> _Task_: Print all the records exactly, please.

> _Supplied data_:
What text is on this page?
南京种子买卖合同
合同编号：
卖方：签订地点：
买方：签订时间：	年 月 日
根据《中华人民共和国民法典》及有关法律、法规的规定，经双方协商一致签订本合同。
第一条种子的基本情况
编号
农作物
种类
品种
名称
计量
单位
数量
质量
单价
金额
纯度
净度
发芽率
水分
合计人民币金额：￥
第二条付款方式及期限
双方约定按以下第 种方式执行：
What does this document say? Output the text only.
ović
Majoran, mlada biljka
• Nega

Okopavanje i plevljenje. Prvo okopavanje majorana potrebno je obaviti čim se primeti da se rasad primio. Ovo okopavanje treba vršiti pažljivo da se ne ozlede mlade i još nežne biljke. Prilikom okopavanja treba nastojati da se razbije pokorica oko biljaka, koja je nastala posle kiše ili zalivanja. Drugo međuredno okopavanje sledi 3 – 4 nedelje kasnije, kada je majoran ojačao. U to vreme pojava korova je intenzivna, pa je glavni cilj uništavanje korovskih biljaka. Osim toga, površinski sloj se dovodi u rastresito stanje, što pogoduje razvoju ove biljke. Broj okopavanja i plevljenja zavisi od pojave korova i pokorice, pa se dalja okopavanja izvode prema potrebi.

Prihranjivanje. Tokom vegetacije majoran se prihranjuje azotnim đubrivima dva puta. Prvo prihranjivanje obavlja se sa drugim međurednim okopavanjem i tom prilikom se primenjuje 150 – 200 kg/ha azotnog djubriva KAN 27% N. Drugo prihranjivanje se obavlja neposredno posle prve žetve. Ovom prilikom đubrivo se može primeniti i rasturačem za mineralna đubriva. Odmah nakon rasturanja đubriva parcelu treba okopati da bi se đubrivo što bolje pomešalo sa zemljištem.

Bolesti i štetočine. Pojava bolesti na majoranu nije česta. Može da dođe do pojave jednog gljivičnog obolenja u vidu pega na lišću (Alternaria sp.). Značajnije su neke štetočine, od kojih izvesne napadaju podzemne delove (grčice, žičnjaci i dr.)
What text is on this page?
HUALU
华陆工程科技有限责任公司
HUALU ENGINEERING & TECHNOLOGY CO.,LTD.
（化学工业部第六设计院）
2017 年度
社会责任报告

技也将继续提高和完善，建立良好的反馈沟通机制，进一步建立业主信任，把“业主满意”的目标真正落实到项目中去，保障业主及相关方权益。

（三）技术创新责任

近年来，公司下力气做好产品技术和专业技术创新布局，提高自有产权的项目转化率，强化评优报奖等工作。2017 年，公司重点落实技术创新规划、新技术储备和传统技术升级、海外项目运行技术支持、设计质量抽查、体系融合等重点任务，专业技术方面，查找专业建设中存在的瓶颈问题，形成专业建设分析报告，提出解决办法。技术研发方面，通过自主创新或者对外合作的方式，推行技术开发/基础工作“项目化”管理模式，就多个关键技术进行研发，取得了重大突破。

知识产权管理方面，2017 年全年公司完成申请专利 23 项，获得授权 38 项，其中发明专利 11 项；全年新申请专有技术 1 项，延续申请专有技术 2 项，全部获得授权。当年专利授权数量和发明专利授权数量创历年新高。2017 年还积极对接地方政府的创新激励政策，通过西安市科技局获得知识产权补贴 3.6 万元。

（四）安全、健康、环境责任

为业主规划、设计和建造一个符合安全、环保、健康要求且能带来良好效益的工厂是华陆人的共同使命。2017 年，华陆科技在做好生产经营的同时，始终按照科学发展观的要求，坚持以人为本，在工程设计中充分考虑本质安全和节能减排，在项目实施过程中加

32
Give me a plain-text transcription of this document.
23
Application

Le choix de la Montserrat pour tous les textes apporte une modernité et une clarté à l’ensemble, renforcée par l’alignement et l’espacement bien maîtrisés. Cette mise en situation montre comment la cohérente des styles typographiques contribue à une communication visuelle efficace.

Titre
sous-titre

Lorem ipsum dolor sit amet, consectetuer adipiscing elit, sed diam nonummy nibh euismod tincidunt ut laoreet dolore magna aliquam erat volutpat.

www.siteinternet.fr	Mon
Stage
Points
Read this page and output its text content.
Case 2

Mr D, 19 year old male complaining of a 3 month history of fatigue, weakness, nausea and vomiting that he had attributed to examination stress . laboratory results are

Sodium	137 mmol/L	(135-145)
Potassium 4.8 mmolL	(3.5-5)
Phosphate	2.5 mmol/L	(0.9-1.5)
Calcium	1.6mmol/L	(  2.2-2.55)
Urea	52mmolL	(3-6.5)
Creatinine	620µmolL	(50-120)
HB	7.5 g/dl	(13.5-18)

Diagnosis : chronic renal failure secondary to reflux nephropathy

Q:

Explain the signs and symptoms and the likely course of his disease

> _Written response_:
What text is on this page?
南京种子买卖合同
合同编号：
卖方：签订地点：
买方：签订时间：	年 月 日
根据《中华人民共和国民法典》及有关法律、法规的规定，经双方协商一致签订本合同。
第一条种子的基本情况
编号
农作物
种类
品种
名称
计量
单位
数量
质量
单价
金额
纯度
净度
发芽率
水分
合计人民币金额：￥
第二条付款方式及期限
双方约定按以下第 种方式执行：
What does this document say? Output the text only.
ović
Majoran, mlada biljka
• Nega

Okopavanje i plevljenje. Prvo okopavanje majorana potrebno je obaviti čim se primeti da se rasad primio. Ovo okopavanje treba vršiti pažljivo da se ne ozlede mlade i još nežne biljke. Prilikom okopavanja treba nastojati da se razbije pokorica oko biljaka, koja je nastala posle kiše ili zalivanja. Drugo međuredno okopavanje sledi 3 – 4 nedelje kasnije, kada je majoran ojačao. U to vreme pojava korova je intenzivna, pa je glavni cilj uništavanje korovskih biljaka. Osim toga, površinski sloj se dovodi u rastresito stanje, što pogoduje razvoju ove biljke. Broj okopavanja i plevljenja zavisi od pojave korova i pokorice, pa se dalja okopavanja izvode prema potrebi.

Prihranjivanje. Tokom vegetacije majoran se prihranjuje azotnim đubrivima dva puta. Prvo prihranjivanje obavlja se sa drugim međurednim okopavanjem i tom prilikom se primenjuje 150 – 200 kg/ha azotnog djubriva KAN 27% N. Drugo prihranjivanje se obavlja neposredno posle prve žetve. Ovom prilikom đubrivo se može primeniti i rasturačem za mineralna đubriva. Odmah nakon rasturanja đubriva parcelu treba okopati da bi se đubrivo što bolje pomešalo sa zemljištem.

Bolesti i štetočine. Pojava bolesti na majoranu nije česta. Može da dođe do pojave jednog gljivičnog obolenja u vidu pega na lišću (Alternaria sp.). Značajnije su neke štetočine, od kojih izvesne napadaju podzemne delove (grčice, žičnjaci i dr.)
What text is on this page?
HUALU
华陆工程科技有限责任公司
HUALU ENGINEERING & TECHNOLOGY CO.,LTD.
（化学工业部第六设计院）
2017 年度
社会责任报告

技也将继续提高和完善，建立良好的反馈沟通机制，进一步建立业主信任，把“业主满意”的目标真正落实到项目中去，保障业主及相关方权益。

（三）技术创新责任

近年来，公司下力气做好产品技术和专业技术创新布局，提高自有产权的项目转化率，强化评优报奖等工作。2017 年，公司重点落实技术创新规划、新技术储备和传统技术升级、海外项目运行技术支持、设计质量抽查、体系融合等重点任务，专业技术方面，查找专业建设中存在的瓶颈问题，形成专业建设分析报告，提出解决办法。技术研发方面，通过自主创新或者对外合作的方式，推行技术开发/基础工作“项目化”管理模式，就多个关键技术进行研发，取得了重大突破。

知识产权管理方面，2017 年全年公司完成申请专利 23 项，获得授权 38 项，其中发明专利 11 项；全年新申请专有技术 1 项，延续申请专有技术 2 项，全部获得授权。当年专利授权数量和发明专利授权数量创历年新高。2017 年还积极对接地方政府的创新激励政策，通过西安市科技局获得知识产权补贴 3.6 万元。

（四）安全、健康、环境责任

为业主规划、设计和建造一个符合安全、环保、健康要求且能带来良好效益的工厂是华陆人的共同使命。2017 年，华陆科技在做好生产经营的同时，始终按照科学发展观的要求，坚持以人为本，在工程设计中充分考虑本质安全和节能减排，在项目实施过程中加

32
Give me a plain-text transcription of this document.
23
Application

Le choix de la Montserrat pour tous les textes apporte une modernité et une clarté à l’ensemble, renforcée par l’alignement et l’espacement bien maîtrisés. Cette mise en situation montre comment la cohérente des styles typographiques contribue à une communication visuelle efficace.

Titre
sous-titre

Lorem ipsum dolor sit amet, consectetuer adipiscing elit, sed diam nonummy nibh euismod tincidunt ut laoreet dolore magna aliquam erat volutpat.

www.siteinternet.fr	Mon
Stage
Points
Read this page and output its text content.
Case 2

Mr D, 19 year old male complaining of a 3 month history of fatigue, weakness, nausea and vomiting that he had attributed to examination stress . laboratory results are

Sodium	137 mmol/L	(135-145)
Potassium 4.8 mmolL	(3.5-5)
Phosphate	2.5 mmol/L	(0.9-1.5)
Calcium	1.6mmol/L	(  2.2-2.55)
Urea	52mmolL	(3-6.5)
Creatinine	620µmolL	(50-120)
HB	7.5 g/dl	(13.5-18)

Diagnosis : chronic renal failure secondary to reflux nephropathy

Q:

Explain the signs and symptoms and the likely course of his disease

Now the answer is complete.